■ **Stated goal**
Search the material and gather each line with "Simulation" in it.

## START

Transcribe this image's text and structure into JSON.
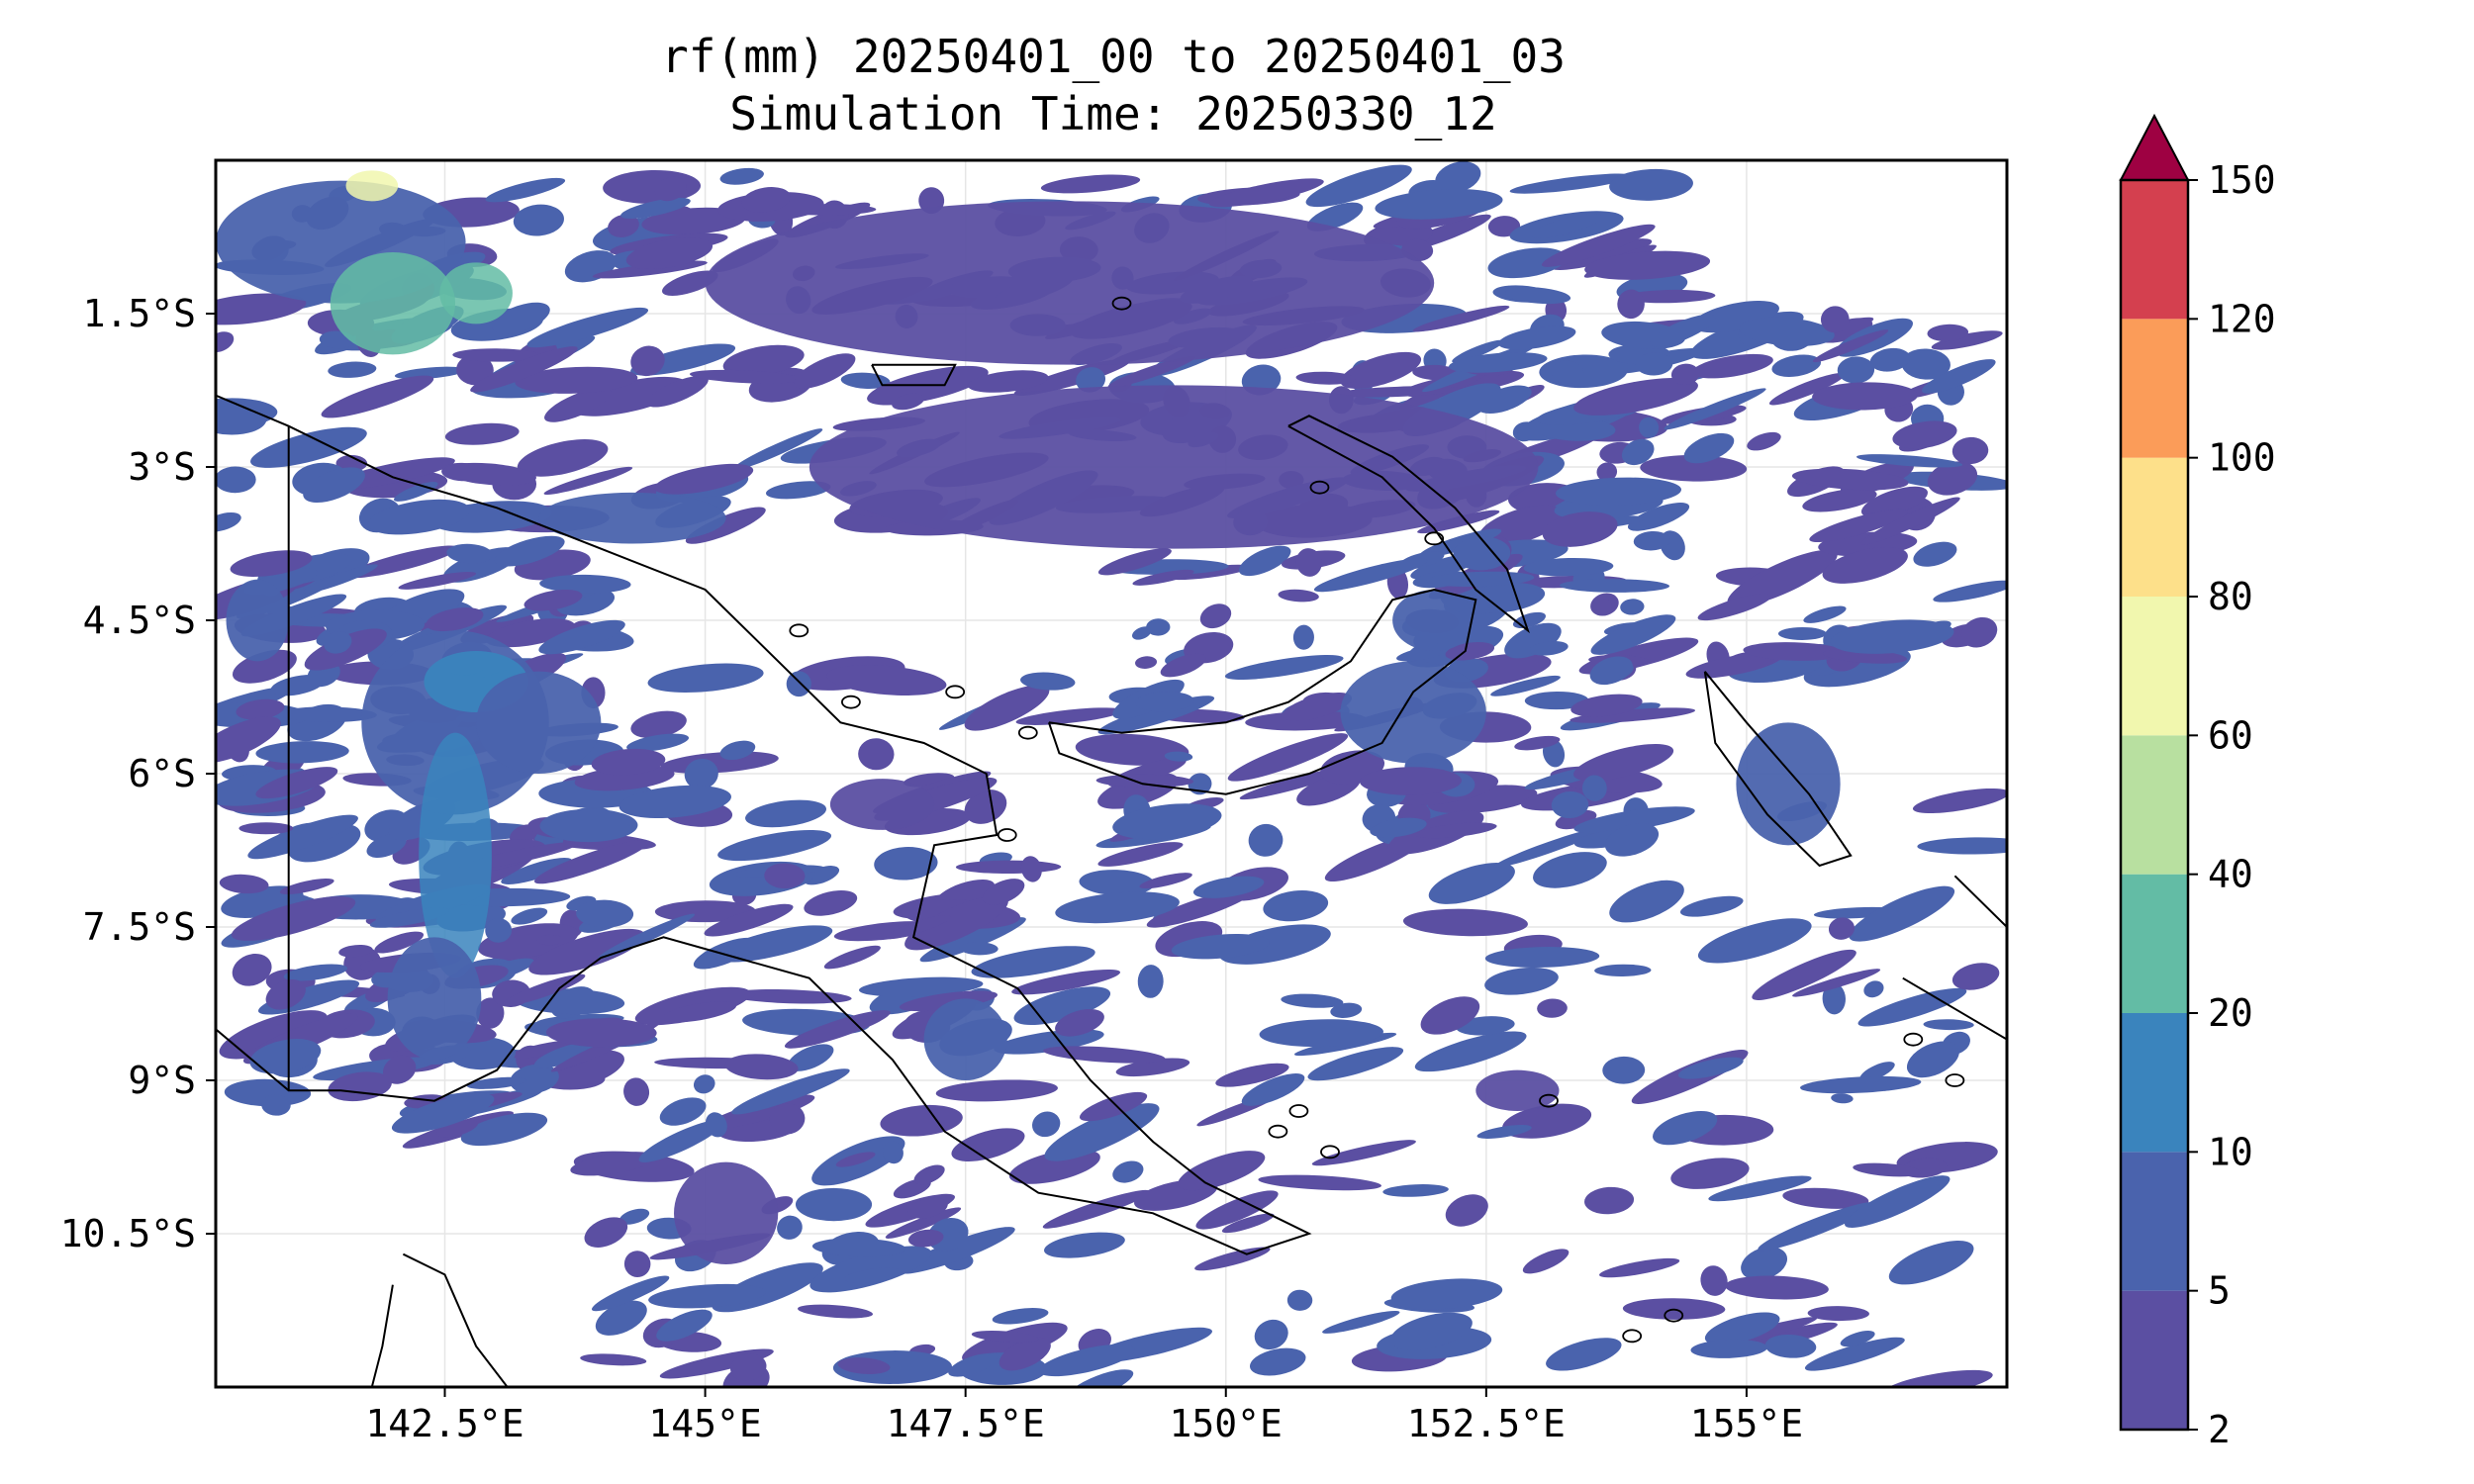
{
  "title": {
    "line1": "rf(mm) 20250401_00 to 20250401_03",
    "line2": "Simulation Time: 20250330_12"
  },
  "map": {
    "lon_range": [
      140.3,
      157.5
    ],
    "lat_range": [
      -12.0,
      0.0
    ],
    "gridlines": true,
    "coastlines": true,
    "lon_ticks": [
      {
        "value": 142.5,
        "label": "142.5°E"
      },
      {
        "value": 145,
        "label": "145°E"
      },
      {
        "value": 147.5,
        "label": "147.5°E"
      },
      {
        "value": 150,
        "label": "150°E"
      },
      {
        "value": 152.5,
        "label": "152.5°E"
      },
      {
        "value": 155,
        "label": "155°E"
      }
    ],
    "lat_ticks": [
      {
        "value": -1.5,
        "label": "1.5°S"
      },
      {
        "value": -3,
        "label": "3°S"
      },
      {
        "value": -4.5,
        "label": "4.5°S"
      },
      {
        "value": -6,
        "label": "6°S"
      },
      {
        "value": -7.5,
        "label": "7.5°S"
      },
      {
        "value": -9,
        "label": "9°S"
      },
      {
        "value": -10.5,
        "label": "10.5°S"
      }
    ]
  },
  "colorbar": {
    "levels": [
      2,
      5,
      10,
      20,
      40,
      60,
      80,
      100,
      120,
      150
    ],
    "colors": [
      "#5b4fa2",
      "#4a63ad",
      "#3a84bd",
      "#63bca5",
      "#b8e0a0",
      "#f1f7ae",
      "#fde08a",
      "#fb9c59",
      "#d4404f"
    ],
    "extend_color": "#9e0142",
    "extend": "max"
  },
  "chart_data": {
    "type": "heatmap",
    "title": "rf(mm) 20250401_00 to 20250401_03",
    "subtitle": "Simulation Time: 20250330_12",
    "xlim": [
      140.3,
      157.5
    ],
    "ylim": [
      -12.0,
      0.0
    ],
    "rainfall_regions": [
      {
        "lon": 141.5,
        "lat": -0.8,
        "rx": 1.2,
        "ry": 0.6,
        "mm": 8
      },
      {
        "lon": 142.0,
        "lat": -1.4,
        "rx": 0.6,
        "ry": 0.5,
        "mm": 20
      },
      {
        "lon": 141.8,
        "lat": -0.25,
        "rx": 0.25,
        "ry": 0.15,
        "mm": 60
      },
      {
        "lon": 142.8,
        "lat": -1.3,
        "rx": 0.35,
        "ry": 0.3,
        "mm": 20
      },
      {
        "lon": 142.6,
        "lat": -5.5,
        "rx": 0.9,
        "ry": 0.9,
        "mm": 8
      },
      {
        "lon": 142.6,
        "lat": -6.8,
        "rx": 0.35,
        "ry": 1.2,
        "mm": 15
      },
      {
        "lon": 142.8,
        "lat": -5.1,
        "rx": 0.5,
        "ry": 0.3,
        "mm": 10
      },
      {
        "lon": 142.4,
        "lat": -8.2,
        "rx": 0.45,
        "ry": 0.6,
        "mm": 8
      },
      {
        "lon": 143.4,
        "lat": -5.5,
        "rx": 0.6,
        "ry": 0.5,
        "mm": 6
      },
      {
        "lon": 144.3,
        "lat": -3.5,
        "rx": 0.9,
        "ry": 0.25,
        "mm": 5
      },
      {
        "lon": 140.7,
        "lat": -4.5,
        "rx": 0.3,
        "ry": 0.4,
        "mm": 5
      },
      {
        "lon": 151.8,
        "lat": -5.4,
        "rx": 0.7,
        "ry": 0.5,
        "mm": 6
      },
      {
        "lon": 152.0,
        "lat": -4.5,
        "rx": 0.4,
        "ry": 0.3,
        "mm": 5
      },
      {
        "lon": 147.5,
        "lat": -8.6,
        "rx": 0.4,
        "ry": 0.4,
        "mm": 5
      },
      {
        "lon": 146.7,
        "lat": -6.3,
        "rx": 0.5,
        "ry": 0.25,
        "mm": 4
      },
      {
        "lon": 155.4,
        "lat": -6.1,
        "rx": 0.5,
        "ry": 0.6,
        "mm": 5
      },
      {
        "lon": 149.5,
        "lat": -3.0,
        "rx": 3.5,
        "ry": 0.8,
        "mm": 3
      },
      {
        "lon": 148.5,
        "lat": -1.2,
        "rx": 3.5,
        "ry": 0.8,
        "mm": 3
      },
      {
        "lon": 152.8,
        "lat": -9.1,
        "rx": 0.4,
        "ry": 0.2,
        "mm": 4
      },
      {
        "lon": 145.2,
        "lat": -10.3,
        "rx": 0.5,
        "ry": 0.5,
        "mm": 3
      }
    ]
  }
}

## END

■ **Task output**
    "line2": "Simulation Time: 20250330_12"
    "subtitle": "Simulation Time: 20250330_12",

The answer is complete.